In the lines below, find the one that contains "Read this page and output its text content." and write it out exactly, along with every line that follows it.

## START The input

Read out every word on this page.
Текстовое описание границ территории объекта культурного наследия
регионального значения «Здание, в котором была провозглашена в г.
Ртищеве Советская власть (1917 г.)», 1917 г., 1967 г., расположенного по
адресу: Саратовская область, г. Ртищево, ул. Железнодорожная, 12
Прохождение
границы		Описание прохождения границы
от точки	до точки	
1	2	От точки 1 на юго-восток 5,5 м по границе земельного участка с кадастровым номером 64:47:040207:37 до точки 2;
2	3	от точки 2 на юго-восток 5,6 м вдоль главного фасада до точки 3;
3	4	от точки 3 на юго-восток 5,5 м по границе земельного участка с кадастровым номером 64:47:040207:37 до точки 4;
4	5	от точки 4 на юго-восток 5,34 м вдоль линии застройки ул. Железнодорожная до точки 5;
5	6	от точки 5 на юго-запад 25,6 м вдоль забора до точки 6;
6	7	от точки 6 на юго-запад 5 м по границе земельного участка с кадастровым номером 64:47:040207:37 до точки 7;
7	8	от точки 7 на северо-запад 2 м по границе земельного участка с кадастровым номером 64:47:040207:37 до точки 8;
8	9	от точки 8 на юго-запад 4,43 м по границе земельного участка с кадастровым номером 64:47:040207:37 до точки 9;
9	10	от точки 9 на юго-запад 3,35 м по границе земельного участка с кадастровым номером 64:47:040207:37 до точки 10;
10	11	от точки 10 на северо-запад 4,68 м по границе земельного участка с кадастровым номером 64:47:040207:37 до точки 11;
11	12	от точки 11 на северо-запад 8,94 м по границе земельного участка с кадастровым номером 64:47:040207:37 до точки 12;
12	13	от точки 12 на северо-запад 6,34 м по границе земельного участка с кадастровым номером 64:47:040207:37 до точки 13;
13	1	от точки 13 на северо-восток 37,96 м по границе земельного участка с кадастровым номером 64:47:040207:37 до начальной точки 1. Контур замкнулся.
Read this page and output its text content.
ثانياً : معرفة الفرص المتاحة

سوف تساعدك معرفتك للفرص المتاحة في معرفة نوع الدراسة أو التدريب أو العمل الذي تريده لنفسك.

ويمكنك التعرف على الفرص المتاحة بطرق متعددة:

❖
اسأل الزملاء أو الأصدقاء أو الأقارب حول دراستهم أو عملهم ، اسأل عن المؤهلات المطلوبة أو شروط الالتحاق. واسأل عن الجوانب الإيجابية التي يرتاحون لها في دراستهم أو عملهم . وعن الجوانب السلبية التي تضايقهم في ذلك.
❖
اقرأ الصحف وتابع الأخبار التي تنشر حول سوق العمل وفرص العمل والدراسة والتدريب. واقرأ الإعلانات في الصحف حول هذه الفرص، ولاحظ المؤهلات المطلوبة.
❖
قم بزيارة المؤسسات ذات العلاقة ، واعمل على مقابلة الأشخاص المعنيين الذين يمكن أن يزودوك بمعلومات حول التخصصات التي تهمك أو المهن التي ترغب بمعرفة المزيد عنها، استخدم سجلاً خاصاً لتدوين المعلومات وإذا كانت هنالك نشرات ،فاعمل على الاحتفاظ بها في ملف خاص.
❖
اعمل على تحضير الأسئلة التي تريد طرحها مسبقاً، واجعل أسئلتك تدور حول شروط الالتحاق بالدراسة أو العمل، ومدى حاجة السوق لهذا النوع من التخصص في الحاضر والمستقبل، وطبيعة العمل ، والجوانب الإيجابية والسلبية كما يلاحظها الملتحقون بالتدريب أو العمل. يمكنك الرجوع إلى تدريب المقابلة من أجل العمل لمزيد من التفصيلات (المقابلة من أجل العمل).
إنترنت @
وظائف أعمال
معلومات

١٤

## END The input

• **Result for this task**
Read this page and output its text content.
ثانياً : معرفة الفرص المتاحة

سوف تساعدك معرفتك للفرص المتاحة في معرفة نوع الدراسة أو التدريب أو العمل الذي تريده لنفسك.

ويمكنك التعرف على الفرص المتاحة بطرق متعددة:

❖
اسأل الزملاء أو الأصدقاء أو الأقارب حول دراستهم أو عملهم ، اسأل عن المؤهلات المطلوبة أو شروط الالتحاق. واسأل عن الجوانب الإيجابية التي يرتاحون لها في دراستهم أو عملهم . وعن الجوانب السلبية التي تضايقهم في ذلك.
❖
اقرأ الصحف وتابع الأخبار التي تنشر حول سوق العمل وفرص العمل والدراسة والتدريب. واقرأ الإعلانات في الصحف حول هذه الفرص، ولاحظ المؤهلات المطلوبة.
❖
قم بزيارة المؤسسات ذات العلاقة ، واعمل على مقابلة الأشخاص المعنيين الذين يمكن أن يزودوك بمعلومات حول التخصصات التي تهمك أو المهن التي ترغب بمعرفة المزيد عنها، استخدم سجلاً خاصاً لتدوين المعلومات وإذا كانت هنالك نشرات ،فاعمل على الاحتفاظ بها في ملف خاص.
❖
اعمل على تحضير الأسئلة التي تريد طرحها مسبقاً، واجعل أسئلتك تدور حول شروط الالتحاق بالدراسة أو العمل، ومدى حاجة السوق لهذا النوع من التخصص في الحاضر والمستقبل، وطبيعة العمل ، والجوانب الإيجابية والسلبية كما يلاحظها الملتحقون بالتدريب أو العمل. يمكنك الرجوع إلى تدريب المقابلة من أجل العمل لمزيد من التفصيلات (المقابلة من أجل العمل).
إنترنت @
وظائف أعمال
معلومات

١٤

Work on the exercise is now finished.